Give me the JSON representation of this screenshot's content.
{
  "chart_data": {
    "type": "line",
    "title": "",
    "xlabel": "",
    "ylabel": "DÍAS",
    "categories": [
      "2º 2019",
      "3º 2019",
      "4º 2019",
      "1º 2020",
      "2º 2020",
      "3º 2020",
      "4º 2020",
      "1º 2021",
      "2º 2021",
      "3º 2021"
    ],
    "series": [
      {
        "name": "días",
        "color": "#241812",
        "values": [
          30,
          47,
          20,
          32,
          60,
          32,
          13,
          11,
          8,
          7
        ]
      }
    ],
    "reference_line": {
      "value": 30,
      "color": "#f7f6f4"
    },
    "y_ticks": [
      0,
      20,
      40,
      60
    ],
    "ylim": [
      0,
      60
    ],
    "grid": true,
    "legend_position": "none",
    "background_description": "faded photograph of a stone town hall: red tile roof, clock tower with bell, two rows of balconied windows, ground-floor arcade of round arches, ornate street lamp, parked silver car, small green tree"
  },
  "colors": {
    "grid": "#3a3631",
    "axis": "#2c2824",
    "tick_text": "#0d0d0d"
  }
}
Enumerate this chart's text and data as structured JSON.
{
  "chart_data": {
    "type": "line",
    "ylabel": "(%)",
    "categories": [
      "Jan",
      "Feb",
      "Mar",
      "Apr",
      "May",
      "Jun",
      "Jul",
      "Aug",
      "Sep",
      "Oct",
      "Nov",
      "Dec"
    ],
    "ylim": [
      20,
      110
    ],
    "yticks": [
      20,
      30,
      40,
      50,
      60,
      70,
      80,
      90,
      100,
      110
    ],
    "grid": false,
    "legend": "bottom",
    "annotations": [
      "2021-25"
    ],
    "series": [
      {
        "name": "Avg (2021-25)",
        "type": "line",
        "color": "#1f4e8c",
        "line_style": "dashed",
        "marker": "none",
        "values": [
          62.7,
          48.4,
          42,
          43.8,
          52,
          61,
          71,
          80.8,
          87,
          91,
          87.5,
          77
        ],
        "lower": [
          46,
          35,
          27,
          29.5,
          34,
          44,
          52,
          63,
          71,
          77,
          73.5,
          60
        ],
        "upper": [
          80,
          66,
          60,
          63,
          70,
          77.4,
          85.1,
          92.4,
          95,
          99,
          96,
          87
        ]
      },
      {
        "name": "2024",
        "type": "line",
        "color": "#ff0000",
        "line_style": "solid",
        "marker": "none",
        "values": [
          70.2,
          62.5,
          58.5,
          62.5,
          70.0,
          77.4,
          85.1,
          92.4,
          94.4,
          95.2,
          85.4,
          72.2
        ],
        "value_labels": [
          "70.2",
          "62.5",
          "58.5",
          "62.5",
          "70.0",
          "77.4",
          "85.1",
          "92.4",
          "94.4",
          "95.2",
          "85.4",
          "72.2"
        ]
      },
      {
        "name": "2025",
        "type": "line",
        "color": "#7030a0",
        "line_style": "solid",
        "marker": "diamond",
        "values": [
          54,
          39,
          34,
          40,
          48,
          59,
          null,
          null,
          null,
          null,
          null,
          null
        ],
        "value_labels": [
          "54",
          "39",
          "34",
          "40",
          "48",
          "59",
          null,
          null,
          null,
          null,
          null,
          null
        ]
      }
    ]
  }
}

•••

### Exercise instructions
Type out the whole listing above again, exactly as it stands.

### Response
Give me the JSON representation of this screenshot's content.
{
  "chart_data": {
    "type": "line",
    "title": "",
    "xlabel": "",
    "ylabel": "DÍAS",
    "categories": [
      "2º 2019",
      "3º 2019",
      "4º 2019",
      "1º 2020",
      "2º 2020",
      "3º 2020",
      "4º 2020",
      "1º 2021",
      "2º 2021",
      "3º 2021"
    ],
    "series": [
      {
        "name": "días",
        "color": "#241812",
        "values": [
          30,
          47,
          20,
          32,
          60,
          32,
          13,
          11,
          8,
          7
        ]
      }
    ],
    "reference_line": {
      "value": 30,
      "color": "#f7f6f4"
    },
    "y_ticks": [
      0,
      20,
      40,
      60
    ],
    "ylim": [
      0,
      60
    ],
    "grid": true,
    "legend_position": "none",
    "background_description": "faded photograph of a stone town hall: red tile roof, clock tower with bell, two rows of balconied windows, ground-floor arcade of round arches, ornate street lamp, parked silver car, small green tree"
  },
  "colors": {
    "grid": "#3a3631",
    "axis": "#2c2824",
    "tick_text": "#0d0d0d"
  }
}
Enumerate this chart's text and data as structured JSON.
{
  "chart_data": {
    "type": "line",
    "ylabel": "(%)",
    "categories": [
      "Jan",
      "Feb",
      "Mar",
      "Apr",
      "May",
      "Jun",
      "Jul",
      "Aug",
      "Sep",
      "Oct",
      "Nov",
      "Dec"
    ],
    "ylim": [
      20,
      110
    ],
    "yticks": [
      20,
      30,
      40,
      50,
      60,
      70,
      80,
      90,
      100,
      110
    ],
    "grid": false,
    "legend": "bottom",
    "annotations": [
      "2021-25"
    ],
    "series": [
      {
        "name": "Avg (2021-25)",
        "type": "line",
        "color": "#1f4e8c",
        "line_style": "dashed",
        "marker": "none",
        "values": [
          62.7,
          48.4,
          42,
          43.8,
          52,
          61,
          71,
          80.8,
          87,
          91,
          87.5,
          77
        ],
        "lower": [
          46,
          35,
          27,
          29.5,
          34,
          44,
          52,
          63,
          71,
          77,
          73.5,
          60
        ],
        "upper": [
          80,
          66,
          60,
          63,
          70,
          77.4,
          85.1,
          92.4,
          95,
          99,
          96,
          87
        ]
      },
      {
        "name": "2024",
        "type": "line",
        "color": "#ff0000",
        "line_style": "solid",
        "marker": "none",
        "values": [
          70.2,
          62.5,
          58.5,
          62.5,
          70.0,
          77.4,
          85.1,
          92.4,
          94.4,
          95.2,
          85.4,
          72.2
        ],
        "value_labels": [
          "70.2",
          "62.5",
          "58.5",
          "62.5",
          "70.0",
          "77.4",
          "85.1",
          "92.4",
          "94.4",
          "95.2",
          "85.4",
          "72.2"
        ]
      },
      {
        "name": "2025",
        "type": "line",
        "color": "#7030a0",
        "line_style": "solid",
        "marker": "diamond",
        "values": [
          54,
          39,
          34,
          40,
          48,
          59,
          null,
          null,
          null,
          null,
          null,
          null
        ],
        "value_labels": [
          "54",
          "39",
          "34",
          "40",
          "48",
          "59",
          null,
          null,
          null,
          null,
          null,
          null
        ]
      }
    ]
  }
}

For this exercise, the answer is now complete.